The exercise:
Render every entry exactly as it appears.

Provided records:
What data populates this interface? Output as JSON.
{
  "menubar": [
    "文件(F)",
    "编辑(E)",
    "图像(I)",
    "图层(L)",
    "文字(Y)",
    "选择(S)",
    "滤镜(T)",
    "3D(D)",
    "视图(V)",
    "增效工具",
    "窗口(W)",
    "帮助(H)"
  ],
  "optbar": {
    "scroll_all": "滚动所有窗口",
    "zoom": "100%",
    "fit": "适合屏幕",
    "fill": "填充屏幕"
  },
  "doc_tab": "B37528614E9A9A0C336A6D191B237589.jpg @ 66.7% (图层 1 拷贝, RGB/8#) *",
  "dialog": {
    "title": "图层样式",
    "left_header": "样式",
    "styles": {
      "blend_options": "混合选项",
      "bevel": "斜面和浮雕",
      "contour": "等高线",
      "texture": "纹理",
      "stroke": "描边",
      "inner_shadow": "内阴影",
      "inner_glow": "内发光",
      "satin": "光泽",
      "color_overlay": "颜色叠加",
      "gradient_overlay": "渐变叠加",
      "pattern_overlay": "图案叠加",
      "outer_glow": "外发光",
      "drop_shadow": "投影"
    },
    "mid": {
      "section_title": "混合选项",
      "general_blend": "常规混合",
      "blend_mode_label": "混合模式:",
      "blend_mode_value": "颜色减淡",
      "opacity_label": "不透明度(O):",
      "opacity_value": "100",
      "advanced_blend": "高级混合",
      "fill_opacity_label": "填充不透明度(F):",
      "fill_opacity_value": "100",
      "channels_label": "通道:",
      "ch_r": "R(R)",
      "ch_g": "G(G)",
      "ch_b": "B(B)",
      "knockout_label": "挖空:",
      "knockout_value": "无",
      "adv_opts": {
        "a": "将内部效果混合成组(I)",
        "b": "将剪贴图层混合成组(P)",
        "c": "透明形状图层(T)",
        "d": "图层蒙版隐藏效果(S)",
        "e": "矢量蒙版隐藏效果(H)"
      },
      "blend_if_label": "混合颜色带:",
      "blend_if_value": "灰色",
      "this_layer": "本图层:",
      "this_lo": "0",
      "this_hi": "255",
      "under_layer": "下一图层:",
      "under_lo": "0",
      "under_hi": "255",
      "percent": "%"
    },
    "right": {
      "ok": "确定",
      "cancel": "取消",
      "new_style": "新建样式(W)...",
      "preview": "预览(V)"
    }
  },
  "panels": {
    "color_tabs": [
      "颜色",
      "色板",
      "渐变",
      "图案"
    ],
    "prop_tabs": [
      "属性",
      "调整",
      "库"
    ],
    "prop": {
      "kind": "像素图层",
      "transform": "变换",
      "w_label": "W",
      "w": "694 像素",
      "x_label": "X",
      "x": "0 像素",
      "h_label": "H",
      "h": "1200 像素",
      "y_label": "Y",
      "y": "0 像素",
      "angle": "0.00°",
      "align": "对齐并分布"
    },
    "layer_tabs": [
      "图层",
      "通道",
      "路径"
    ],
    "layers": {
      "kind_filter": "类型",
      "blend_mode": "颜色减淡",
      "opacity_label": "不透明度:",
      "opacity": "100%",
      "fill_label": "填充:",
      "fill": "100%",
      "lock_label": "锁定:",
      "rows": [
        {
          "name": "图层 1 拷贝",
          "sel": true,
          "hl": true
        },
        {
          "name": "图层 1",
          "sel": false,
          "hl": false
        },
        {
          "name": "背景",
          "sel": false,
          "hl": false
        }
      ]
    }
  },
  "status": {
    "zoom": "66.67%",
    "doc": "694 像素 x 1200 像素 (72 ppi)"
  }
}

Result for this exercise:
What data populates this interface? Output as JSON.
{
  "menubar": [
    "文件(F)",
    "编辑(E)",
    "图像(I)",
    "图层(L)",
    "文字(Y)",
    "选择(S)",
    "滤镜(T)",
    "3D(D)",
    "视图(V)",
    "增效工具",
    "窗口(W)",
    "帮助(H)"
  ],
  "optbar": {
    "scroll_all": "滚动所有窗口",
    "zoom": "100%",
    "fit": "适合屏幕",
    "fill": "填充屏幕"
  },
  "doc_tab": "B37528614E9A9A0C336A6D191B237589.jpg @ 66.7% (图层 1 拷贝, RGB/8#) *",
  "dialog": {
    "title": "图层样式",
    "left_header": "样式",
    "styles": {
      "blend_options": "混合选项",
      "bevel": "斜面和浮雕",
      "contour": "等高线",
      "texture": "纹理",
      "stroke": "描边",
      "inner_shadow": "内阴影",
      "inner_glow": "内发光",
      "satin": "光泽",
      "color_overlay": "颜色叠加",
      "gradient_overlay": "渐变叠加",
      "pattern_overlay": "图案叠加",
      "outer_glow": "外发光",
      "drop_shadow": "投影"
    },
    "mid": {
      "section_title": "混合选项",
      "general_blend": "常规混合",
      "blend_mode_label": "混合模式:",
      "blend_mode_value": "颜色减淡",
      "opacity_label": "不透明度(O):",
      "opacity_value": "100",
      "advanced_blend": "高级混合",
      "fill_opacity_label": "填充不透明度(F):",
      "fill_opacity_value": "100",
      "channels_label": "通道:",
      "ch_r": "R(R)",
      "ch_g": "G(G)",
      "ch_b": "B(B)",
      "knockout_label": "挖空:",
      "knockout_value": "无",
      "adv_opts": {
        "a": "将内部效果混合成组(I)",
        "b": "将剪贴图层混合成组(P)",
        "c": "透明形状图层(T)",
        "d": "图层蒙版隐藏效果(S)",
        "e": "矢量蒙版隐藏效果(H)"
      },
      "blend_if_label": "混合颜色带:",
      "blend_if_value": "灰色",
      "this_layer": "本图层:",
      "this_lo": "0",
      "this_hi": "255",
      "under_layer": "下一图层:",
      "under_lo": "0",
      "under_hi": "255",
      "percent": "%"
    },
    "right": {
      "ok": "确定",
      "cancel": "取消",
      "new_style": "新建样式(W)...",
      "preview": "预览(V)"
    }
  },
  "panels": {
    "color_tabs": [
      "颜色",
      "色板",
      "渐变",
      "图案"
    ],
    "prop_tabs": [
      "属性",
      "调整",
      "库"
    ],
    "prop": {
      "kind": "像素图层",
      "transform": "变换",
      "w_label": "W",
      "w": "694 像素",
      "x_label": "X",
      "x": "0 像素",
      "h_label": "H",
      "h": "1200 像素",
      "y_label": "Y",
      "y": "0 像素",
      "angle": "0.00°",
      "align": "对齐并分布"
    },
    "layer_tabs": [
      "图层",
      "通道",
      "路径"
    ],
    "layers": {
      "kind_filter": "类型",
      "blend_mode": "颜色减淡",
      "opacity_label": "不透明度:",
      "opacity": "100%",
      "fill_label": "填充:",
      "fill": "100%",
      "lock_label": "锁定:",
      "rows": [
        {
          "name": "图层 1 拷贝",
          "sel": true,
          "hl": true
        },
        {
          "name": "图层 1",
          "sel": false,
          "hl": false
        },
        {
          "name": "背景",
          "sel": false,
          "hl": false
        }
      ]
    }
  },
  "status": {
    "zoom": "66.67%",
    "doc": "694 像素 x 1200 像素 (72 ppi)"
  }
}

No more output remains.